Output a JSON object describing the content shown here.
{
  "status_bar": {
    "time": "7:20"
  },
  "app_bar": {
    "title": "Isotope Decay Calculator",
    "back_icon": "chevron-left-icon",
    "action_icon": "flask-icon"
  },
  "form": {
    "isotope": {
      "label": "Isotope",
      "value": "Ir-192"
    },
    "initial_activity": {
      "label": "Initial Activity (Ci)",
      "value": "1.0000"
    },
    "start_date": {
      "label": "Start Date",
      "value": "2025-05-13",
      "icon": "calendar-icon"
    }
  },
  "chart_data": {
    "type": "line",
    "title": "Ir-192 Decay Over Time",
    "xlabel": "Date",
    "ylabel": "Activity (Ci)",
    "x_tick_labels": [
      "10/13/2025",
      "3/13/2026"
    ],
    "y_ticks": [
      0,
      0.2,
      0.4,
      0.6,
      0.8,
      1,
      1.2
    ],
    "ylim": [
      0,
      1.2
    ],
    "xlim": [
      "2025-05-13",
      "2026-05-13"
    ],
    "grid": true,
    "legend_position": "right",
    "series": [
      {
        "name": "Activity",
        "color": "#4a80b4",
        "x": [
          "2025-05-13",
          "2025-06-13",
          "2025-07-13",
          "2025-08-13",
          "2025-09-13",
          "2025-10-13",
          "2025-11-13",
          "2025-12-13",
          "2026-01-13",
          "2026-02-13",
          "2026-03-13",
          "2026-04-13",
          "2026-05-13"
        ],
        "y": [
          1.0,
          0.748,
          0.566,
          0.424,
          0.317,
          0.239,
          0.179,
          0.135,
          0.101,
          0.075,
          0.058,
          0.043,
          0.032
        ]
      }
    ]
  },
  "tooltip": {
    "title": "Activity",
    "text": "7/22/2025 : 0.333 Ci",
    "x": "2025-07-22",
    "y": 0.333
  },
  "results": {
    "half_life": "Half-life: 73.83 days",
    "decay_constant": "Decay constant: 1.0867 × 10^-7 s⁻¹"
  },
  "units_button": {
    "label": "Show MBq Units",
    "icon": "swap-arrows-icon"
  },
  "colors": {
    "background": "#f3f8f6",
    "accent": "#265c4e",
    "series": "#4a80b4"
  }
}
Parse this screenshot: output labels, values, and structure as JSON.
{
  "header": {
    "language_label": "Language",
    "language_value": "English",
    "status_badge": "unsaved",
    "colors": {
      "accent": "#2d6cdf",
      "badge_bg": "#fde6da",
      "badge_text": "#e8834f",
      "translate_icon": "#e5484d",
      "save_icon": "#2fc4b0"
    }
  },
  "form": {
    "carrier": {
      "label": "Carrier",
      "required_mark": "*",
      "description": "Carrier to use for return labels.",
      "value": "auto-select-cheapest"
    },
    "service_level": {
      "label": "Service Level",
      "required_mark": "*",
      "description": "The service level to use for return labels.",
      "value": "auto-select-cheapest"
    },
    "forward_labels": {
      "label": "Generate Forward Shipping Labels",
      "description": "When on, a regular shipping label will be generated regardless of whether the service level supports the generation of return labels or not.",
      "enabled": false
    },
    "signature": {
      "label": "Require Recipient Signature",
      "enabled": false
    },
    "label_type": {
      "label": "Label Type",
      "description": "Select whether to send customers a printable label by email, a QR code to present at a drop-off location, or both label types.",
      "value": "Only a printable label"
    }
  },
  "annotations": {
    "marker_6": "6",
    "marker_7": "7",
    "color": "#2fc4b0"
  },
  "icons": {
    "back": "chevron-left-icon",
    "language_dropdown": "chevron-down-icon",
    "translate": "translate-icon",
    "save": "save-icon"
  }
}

━━━━

The exercise | Report how many lines of the listing above include the word "title". Say nothing but the number.

Reply | 3